## start DATA SUPPLIED
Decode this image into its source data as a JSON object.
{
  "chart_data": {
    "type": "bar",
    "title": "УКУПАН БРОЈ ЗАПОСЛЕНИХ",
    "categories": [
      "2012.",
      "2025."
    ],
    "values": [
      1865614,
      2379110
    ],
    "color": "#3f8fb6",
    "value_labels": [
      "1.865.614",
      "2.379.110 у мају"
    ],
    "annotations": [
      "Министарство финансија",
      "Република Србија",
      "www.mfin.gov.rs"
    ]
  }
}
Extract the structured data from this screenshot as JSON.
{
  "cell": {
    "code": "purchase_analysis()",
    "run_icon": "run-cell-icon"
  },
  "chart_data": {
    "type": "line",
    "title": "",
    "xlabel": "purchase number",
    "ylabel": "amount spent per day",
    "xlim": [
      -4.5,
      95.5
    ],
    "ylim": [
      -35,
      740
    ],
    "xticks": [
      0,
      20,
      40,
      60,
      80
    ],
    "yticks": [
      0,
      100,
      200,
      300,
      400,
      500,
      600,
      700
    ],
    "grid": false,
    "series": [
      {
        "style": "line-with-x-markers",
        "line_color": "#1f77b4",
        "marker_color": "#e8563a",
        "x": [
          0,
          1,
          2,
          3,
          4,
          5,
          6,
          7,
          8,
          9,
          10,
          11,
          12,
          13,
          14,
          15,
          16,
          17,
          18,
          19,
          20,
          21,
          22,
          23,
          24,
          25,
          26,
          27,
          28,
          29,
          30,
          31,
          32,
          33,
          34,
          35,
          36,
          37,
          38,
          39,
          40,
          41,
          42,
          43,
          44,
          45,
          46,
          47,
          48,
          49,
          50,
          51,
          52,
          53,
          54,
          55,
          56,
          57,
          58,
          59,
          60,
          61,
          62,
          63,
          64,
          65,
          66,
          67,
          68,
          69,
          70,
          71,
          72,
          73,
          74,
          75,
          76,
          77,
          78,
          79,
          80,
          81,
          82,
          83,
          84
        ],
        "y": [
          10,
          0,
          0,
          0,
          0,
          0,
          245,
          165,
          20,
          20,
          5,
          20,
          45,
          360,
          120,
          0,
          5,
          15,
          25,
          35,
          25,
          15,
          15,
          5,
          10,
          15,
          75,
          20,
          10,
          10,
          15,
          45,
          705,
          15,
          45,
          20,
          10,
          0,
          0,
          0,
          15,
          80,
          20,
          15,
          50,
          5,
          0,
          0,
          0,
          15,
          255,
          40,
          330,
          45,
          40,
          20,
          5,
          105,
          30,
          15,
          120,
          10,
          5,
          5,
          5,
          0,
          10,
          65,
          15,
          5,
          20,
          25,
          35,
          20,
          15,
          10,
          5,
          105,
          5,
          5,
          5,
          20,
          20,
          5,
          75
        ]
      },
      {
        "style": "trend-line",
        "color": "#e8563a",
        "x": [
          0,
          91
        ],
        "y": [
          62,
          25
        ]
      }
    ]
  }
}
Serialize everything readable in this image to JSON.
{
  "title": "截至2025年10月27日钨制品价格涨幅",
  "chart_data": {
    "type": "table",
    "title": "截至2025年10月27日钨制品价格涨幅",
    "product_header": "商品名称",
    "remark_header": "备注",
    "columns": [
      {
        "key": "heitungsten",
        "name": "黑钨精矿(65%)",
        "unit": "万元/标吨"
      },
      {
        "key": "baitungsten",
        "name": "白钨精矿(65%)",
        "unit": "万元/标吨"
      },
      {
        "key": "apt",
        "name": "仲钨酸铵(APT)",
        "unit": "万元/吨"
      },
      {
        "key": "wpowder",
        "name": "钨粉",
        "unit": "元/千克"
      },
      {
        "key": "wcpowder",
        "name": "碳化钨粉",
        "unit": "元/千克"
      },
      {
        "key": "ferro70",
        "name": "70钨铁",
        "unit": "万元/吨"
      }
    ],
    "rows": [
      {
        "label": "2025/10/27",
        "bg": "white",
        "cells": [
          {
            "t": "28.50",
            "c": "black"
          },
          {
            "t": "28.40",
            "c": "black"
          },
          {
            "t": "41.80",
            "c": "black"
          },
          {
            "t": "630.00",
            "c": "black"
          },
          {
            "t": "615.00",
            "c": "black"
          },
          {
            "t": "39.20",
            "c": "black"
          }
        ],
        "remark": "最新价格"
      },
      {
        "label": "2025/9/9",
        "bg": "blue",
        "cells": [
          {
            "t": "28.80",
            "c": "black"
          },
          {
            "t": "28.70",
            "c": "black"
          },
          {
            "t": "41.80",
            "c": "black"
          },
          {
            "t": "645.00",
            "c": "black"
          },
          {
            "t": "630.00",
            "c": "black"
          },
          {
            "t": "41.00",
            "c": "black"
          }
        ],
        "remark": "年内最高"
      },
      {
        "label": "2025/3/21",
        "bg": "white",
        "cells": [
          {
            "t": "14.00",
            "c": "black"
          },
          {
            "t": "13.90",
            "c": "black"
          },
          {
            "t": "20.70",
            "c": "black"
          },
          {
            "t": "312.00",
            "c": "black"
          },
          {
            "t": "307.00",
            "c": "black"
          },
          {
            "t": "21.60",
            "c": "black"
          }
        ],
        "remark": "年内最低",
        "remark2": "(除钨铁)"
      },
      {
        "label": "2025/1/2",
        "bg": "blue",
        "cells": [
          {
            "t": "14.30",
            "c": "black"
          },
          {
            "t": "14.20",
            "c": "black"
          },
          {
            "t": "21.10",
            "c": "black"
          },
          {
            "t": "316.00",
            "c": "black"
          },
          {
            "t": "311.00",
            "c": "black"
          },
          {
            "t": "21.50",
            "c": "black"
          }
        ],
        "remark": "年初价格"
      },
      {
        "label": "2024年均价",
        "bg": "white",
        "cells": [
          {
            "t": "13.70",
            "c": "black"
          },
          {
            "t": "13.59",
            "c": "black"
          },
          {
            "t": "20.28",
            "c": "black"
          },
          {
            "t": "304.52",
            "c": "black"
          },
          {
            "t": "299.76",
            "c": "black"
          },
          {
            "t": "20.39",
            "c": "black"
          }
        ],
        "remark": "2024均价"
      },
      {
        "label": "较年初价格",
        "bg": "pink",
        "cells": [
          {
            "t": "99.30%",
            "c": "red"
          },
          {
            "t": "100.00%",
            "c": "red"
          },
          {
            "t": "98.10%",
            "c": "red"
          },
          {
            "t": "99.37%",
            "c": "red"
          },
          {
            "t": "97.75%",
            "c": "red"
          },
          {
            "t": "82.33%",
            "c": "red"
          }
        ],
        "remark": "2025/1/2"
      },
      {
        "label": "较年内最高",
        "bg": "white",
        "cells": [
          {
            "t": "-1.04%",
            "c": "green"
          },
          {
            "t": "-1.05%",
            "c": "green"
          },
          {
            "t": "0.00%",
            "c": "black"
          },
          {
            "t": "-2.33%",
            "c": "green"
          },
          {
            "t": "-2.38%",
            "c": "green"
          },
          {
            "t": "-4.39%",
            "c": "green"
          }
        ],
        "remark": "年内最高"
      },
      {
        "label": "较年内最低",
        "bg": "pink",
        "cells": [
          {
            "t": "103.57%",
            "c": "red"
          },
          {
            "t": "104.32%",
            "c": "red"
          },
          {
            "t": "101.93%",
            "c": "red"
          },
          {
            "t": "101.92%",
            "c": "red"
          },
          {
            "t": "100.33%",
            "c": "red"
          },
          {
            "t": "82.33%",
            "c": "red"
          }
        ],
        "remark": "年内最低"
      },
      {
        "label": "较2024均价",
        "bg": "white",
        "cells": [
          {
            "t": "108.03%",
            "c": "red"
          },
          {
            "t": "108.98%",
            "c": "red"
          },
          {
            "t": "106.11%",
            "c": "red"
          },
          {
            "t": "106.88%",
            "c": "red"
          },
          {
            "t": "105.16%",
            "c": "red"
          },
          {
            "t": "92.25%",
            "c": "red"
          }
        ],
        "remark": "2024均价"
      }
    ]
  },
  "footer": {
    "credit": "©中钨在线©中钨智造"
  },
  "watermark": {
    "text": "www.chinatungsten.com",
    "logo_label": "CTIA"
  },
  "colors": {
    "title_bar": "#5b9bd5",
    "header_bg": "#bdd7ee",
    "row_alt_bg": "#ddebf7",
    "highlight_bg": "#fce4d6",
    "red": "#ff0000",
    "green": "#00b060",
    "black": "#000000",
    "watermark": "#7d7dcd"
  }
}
## end DATA SUPPLIED
OBJECTIVE
State the number of lines holding the word "name" in the listing. Add nothing else.

REPLY
6